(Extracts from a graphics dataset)
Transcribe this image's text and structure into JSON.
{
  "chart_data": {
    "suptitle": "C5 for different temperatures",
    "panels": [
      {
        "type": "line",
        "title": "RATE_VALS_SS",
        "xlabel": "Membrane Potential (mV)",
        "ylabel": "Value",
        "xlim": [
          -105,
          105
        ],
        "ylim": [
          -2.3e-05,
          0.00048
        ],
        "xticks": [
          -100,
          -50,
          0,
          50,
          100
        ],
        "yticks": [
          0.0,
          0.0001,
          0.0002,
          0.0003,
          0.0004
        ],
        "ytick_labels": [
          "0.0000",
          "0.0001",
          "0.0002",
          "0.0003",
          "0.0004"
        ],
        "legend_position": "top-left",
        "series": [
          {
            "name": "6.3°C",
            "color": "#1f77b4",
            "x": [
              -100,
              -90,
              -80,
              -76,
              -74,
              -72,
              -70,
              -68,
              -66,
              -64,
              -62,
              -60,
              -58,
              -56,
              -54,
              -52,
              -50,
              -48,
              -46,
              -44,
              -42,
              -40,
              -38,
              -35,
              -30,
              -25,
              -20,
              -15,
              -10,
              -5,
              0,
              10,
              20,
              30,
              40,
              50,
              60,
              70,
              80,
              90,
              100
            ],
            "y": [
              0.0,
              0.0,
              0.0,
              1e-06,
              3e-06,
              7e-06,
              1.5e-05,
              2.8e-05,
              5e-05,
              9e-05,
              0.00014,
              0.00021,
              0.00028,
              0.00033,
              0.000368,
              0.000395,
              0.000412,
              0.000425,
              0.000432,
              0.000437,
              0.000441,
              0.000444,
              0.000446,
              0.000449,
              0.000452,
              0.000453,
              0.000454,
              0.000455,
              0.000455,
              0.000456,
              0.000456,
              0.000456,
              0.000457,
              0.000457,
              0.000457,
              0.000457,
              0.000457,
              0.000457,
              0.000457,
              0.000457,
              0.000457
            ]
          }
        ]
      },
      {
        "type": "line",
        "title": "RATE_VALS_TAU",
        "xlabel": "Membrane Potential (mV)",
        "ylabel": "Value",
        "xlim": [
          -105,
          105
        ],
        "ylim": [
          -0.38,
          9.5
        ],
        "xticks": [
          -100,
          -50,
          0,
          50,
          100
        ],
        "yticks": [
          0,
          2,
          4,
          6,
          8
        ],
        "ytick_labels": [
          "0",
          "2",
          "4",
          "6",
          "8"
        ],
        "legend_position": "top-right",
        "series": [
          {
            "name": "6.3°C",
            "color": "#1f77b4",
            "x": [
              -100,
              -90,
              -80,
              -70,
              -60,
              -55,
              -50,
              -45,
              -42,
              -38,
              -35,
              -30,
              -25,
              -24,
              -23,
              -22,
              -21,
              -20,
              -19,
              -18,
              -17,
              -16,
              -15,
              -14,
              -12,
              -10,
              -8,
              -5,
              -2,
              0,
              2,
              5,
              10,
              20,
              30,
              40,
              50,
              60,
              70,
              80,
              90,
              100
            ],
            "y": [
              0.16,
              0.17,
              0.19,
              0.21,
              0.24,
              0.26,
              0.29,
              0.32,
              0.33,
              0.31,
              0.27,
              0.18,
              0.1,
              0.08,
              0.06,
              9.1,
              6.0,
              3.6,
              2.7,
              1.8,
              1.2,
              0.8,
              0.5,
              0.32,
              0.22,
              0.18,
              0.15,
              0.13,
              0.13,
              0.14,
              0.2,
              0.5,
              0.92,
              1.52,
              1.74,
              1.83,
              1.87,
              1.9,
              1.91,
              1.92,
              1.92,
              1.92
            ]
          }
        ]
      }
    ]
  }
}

(Exercise objective) All of the data above should be transcribed exactly.

(Solution to the problem)
Transcribe this image's text and structure into JSON.
{
  "chart_data": {
    "suptitle": "C5 for different temperatures",
    "panels": [
      {
        "type": "line",
        "title": "RATE_VALS_SS",
        "xlabel": "Membrane Potential (mV)",
        "ylabel": "Value",
        "xlim": [
          -105,
          105
        ],
        "ylim": [
          -2.3e-05,
          0.00048
        ],
        "xticks": [
          -100,
          -50,
          0,
          50,
          100
        ],
        "yticks": [
          0.0,
          0.0001,
          0.0002,
          0.0003,
          0.0004
        ],
        "ytick_labels": [
          "0.0000",
          "0.0001",
          "0.0002",
          "0.0003",
          "0.0004"
        ],
        "legend_position": "top-left",
        "series": [
          {
            "name": "6.3°C",
            "color": "#1f77b4",
            "x": [
              -100,
              -90,
              -80,
              -76,
              -74,
              -72,
              -70,
              -68,
              -66,
              -64,
              -62,
              -60,
              -58,
              -56,
              -54,
              -52,
              -50,
              -48,
              -46,
              -44,
              -42,
              -40,
              -38,
              -35,
              -30,
              -25,
              -20,
              -15,
              -10,
              -5,
              0,
              10,
              20,
              30,
              40,
              50,
              60,
              70,
              80,
              90,
              100
            ],
            "y": [
              0.0,
              0.0,
              0.0,
              1e-06,
              3e-06,
              7e-06,
              1.5e-05,
              2.8e-05,
              5e-05,
              9e-05,
              0.00014,
              0.00021,
              0.00028,
              0.00033,
              0.000368,
              0.000395,
              0.000412,
              0.000425,
              0.000432,
              0.000437,
              0.000441,
              0.000444,
              0.000446,
              0.000449,
              0.000452,
              0.000453,
              0.000454,
              0.000455,
              0.000455,
              0.000456,
              0.000456,
              0.000456,
              0.000457,
              0.000457,
              0.000457,
              0.000457,
              0.000457,
              0.000457,
              0.000457,
              0.000457,
              0.000457
            ]
          }
        ]
      },
      {
        "type": "line",
        "title": "RATE_VALS_TAU",
        "xlabel": "Membrane Potential (mV)",
        "ylabel": "Value",
        "xlim": [
          -105,
          105
        ],
        "ylim": [
          -0.38,
          9.5
        ],
        "xticks": [
          -100,
          -50,
          0,
          50,
          100
        ],
        "yticks": [
          0,
          2,
          4,
          6,
          8
        ],
        "ytick_labels": [
          "0",
          "2",
          "4",
          "6",
          "8"
        ],
        "legend_position": "top-right",
        "series": [
          {
            "name": "6.3°C",
            "color": "#1f77b4",
            "x": [
              -100,
              -90,
              -80,
              -70,
              -60,
              -55,
              -50,
              -45,
              -42,
              -38,
              -35,
              -30,
              -25,
              -24,
              -23,
              -22,
              -21,
              -20,
              -19,
              -18,
              -17,
              -16,
              -15,
              -14,
              -12,
              -10,
              -8,
              -5,
              -2,
              0,
              2,
              5,
              10,
              20,
              30,
              40,
              50,
              60,
              70,
              80,
              90,
              100
            ],
            "y": [
              0.16,
              0.17,
              0.19,
              0.21,
              0.24,
              0.26,
              0.29,
              0.32,
              0.33,
              0.31,
              0.27,
              0.18,
              0.1,
              0.08,
              0.06,
              9.1,
              6.0,
              3.6,
              2.7,
              1.8,
              1.2,
              0.8,
              0.5,
              0.32,
              0.22,
              0.18,
              0.15,
              0.13,
              0.13,
              0.14,
              0.2,
              0.5,
              0.92,
              1.52,
              1.74,
              1.83,
              1.87,
              1.9,
              1.91,
              1.92,
              1.92,
              1.92
            ]
          }
        ]
      }
    ]
  }
}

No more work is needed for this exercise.